- [WORK REQUIRED]:
Search the data below for "source"; list each line that holds it.
☆ ☆ ☆ ☆ ☆
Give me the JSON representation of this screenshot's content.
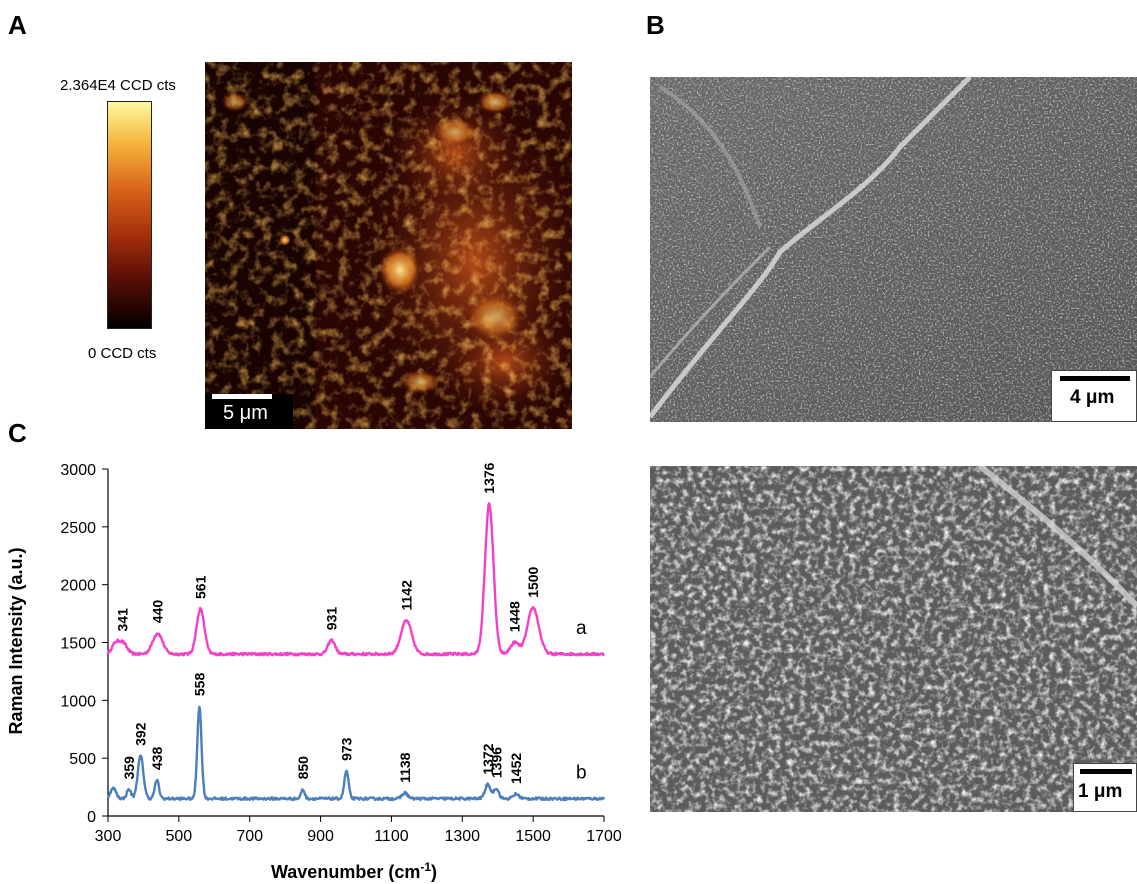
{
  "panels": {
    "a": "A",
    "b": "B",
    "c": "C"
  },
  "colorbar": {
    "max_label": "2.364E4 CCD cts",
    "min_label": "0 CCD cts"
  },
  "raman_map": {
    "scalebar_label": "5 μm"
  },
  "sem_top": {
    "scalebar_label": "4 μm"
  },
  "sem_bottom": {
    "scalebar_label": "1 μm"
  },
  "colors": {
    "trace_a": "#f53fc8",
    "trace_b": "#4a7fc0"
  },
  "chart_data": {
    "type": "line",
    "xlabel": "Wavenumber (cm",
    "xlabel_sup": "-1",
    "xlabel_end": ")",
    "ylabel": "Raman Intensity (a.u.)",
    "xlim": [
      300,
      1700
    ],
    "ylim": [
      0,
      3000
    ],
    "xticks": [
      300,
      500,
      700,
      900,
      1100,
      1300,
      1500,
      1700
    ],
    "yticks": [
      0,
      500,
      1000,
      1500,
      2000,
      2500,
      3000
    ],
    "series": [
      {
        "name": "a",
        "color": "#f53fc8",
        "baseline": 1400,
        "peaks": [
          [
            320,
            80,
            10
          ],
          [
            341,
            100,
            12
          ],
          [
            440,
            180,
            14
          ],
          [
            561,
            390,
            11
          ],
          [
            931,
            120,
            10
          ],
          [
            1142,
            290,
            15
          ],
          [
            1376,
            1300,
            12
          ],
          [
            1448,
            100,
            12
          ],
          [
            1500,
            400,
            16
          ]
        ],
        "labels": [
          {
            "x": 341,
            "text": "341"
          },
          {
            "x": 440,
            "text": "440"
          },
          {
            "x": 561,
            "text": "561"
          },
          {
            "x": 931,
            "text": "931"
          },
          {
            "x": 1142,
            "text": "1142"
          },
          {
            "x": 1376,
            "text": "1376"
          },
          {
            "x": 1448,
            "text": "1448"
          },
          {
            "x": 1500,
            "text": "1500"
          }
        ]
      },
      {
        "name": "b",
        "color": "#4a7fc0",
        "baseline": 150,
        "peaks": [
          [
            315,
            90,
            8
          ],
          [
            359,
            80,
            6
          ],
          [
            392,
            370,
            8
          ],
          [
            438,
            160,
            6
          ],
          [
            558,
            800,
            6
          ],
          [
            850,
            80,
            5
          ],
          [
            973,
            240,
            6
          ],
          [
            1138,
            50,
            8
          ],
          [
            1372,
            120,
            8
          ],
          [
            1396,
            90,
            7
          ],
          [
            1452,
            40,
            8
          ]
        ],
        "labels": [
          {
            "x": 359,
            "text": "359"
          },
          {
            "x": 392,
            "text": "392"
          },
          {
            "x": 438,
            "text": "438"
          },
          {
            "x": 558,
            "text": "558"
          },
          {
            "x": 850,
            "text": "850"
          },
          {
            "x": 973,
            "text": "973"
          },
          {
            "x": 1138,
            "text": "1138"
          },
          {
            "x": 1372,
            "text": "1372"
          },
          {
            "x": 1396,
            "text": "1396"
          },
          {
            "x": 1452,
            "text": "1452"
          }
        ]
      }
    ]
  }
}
☆ ☆ ☆ ☆ ☆
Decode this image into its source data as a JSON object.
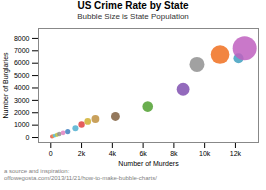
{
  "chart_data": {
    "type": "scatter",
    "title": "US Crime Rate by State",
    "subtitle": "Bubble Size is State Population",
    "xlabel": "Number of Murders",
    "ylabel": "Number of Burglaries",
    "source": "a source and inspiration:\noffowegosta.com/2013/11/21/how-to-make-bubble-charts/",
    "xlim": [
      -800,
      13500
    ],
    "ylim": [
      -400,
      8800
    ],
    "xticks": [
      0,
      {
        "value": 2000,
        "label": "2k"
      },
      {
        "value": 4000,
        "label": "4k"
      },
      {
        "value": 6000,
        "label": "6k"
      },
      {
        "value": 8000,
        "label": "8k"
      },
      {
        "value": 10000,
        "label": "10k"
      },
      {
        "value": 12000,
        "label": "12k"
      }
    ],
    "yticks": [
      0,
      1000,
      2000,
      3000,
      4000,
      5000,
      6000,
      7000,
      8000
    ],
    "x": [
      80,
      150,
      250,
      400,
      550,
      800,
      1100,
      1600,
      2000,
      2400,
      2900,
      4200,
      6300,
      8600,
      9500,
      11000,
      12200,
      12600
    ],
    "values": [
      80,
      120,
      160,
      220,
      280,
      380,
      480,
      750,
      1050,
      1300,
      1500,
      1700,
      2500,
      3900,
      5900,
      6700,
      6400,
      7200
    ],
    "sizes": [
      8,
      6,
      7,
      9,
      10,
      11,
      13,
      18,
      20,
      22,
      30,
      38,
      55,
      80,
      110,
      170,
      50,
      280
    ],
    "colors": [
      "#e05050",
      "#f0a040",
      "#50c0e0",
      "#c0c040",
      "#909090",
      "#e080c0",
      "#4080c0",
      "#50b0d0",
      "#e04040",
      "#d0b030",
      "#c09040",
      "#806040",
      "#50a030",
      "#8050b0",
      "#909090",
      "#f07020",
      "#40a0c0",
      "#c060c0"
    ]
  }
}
☆ ☆ ☆ ☆ ☆
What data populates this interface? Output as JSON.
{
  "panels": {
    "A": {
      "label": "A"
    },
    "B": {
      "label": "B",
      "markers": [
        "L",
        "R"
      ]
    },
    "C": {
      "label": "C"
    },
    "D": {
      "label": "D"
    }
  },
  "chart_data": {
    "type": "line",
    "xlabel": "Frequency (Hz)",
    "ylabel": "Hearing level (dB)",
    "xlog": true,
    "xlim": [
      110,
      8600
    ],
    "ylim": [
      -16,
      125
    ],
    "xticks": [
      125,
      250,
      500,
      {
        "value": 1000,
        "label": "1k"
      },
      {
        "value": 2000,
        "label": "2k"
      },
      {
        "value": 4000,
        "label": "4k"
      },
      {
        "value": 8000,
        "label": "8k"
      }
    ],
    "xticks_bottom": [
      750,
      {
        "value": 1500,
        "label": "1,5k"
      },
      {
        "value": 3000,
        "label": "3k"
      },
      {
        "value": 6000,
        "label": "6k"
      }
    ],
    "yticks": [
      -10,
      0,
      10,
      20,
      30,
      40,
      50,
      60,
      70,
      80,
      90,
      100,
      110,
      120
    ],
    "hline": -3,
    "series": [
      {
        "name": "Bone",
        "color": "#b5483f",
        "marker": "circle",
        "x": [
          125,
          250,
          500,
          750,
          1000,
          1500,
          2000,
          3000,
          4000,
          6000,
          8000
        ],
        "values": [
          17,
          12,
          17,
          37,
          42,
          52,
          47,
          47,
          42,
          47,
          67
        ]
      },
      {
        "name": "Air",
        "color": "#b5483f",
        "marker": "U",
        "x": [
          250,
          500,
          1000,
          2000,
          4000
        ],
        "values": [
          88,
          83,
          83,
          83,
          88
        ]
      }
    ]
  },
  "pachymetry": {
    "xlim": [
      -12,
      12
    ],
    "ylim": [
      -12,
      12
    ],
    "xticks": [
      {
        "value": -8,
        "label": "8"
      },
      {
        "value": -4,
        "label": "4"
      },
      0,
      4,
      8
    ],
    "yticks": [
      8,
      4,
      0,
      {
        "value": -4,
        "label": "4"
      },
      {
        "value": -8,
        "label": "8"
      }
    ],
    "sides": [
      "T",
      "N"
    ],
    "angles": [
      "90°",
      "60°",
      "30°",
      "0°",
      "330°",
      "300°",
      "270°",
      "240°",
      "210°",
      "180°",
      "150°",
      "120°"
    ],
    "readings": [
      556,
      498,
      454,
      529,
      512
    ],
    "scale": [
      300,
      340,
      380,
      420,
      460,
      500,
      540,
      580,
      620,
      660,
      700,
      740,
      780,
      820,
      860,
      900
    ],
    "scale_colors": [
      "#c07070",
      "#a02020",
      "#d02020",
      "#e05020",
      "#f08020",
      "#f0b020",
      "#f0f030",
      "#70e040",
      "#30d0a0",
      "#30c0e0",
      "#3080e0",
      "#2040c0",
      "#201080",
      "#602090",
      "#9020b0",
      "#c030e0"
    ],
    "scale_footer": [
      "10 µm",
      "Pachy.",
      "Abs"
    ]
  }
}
☆ ☆ ☆ ☆ ☆
- [ANSWER TO THIS EXERCISE]:
Decode this image into its source data as a JSON object.
    "source": "a source and inspiration:\noffowegosta.com/2013/11/21/how-to-make-bubble-charts/",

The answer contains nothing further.